*Given text*.
──────────

Alas, the focus of Mayor Ken Livingstone’s revised Congestion Charge, due next year, is now about as sharp as the eyes of Pete Doherty after a heavy night on the town. Ken’s new congestion charge is actually a pollution charge. A very different thing.

High emitting cars (over 225g/km) from next year will be charged £25 for a trip into London. Low carbon cars (under 120g/km) including many small hatches will be exempt. So all those people who can’t stand the crowds on tubes and buses will go back to crowding the roads. People who currently own a single sensible family vehicle will buy second cars (or third cars) to commute. So it’s out of the number 22 into the C2. What’s the eco sense in that? A friend of mine has just bought an electric congestion charge-free G-Wiz (make that an ex-friend) instead of using the tube. Neither London’s environment nor its aesthetics has benefited.

──────────

(Bounding box annotations)
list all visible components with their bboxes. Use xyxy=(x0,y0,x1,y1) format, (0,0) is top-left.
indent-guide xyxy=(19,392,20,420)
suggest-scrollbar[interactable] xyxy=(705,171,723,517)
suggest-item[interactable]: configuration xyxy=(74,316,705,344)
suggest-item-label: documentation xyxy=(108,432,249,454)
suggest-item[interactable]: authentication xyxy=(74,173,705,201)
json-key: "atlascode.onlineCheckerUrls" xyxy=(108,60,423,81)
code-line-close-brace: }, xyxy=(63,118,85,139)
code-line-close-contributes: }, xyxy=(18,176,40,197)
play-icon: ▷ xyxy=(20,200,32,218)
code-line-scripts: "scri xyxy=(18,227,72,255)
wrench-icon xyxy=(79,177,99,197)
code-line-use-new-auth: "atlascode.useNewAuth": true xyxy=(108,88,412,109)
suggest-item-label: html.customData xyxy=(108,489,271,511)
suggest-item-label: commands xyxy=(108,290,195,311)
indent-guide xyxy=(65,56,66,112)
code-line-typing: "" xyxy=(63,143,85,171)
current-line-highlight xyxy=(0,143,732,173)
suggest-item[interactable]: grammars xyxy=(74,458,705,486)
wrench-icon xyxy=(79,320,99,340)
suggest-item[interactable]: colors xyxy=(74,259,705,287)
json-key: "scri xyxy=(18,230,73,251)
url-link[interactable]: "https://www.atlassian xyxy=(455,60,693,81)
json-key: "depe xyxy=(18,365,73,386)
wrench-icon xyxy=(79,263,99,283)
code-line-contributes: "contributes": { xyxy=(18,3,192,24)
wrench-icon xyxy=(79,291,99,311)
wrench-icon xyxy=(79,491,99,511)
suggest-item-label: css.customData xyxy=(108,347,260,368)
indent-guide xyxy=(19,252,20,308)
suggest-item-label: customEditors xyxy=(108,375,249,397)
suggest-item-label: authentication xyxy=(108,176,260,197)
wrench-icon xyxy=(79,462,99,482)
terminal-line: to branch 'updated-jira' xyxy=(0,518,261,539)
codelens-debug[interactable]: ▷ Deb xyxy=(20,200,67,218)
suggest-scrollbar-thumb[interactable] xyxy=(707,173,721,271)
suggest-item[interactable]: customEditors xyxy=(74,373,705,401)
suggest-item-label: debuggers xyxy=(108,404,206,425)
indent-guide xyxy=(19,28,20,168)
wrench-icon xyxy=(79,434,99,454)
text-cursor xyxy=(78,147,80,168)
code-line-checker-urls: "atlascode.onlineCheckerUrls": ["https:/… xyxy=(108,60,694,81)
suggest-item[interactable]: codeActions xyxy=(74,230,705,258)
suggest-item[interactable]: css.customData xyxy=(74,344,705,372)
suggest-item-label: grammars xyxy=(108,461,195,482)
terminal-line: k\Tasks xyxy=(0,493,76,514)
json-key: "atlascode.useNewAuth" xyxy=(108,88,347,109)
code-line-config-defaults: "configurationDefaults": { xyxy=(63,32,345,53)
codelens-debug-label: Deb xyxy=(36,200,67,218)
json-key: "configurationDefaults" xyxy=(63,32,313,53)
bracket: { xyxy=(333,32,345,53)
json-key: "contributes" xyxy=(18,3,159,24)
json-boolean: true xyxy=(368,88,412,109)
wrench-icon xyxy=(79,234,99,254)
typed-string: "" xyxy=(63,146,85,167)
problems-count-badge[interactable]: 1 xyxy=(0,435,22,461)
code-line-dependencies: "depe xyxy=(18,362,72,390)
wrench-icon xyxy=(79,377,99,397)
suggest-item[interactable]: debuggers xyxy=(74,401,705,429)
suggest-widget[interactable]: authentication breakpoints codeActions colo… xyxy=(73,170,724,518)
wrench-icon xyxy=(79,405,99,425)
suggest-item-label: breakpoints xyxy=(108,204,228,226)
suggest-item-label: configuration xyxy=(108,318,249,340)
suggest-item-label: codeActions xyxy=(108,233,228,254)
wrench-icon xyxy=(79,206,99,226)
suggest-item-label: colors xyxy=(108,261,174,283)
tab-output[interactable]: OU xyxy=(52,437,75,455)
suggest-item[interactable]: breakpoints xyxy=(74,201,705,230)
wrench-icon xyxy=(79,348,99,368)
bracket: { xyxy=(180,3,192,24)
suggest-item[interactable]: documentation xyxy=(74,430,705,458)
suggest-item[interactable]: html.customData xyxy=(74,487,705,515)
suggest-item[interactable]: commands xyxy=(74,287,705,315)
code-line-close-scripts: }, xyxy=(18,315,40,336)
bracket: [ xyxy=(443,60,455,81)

──────────

*Things to do*.
A. Update the congestion charge text, giving everything from "High emitting cars" down to "aesthetics has benefited." with "hatches" replaced by "hatchbacks".
B. In the congestion charge text, why does the writer expect people to go back to crowding the roads?

*Task-by-task results*.
A.
High emitting cars (over 225g/km) from next year will be charged £25 for a trip into London. Low carbon cars (under 120g/km) including many small hatchbacks will be exempt. So all those people who can’t stand the crowds on tubes and buses will go back to crowding the roads. People who currently own a single sensible family vehicle will buy second cars (or third cars) to commute. So it’s out of the number 22 into the C2. What’s the eco sense in that? A friend of mine has just bought an electric congestion charge-free G-Wiz (make that an ex-friend) instead of using the tube. Neither London’s environment nor its aesthetics has benefited.

B. Low carbon cars under 120g/km, including many small hatches, will be exempt from the charge. People who can't stand the crowds on tubes and buses will therefore drive instead, and some will buy second or third cars to commute.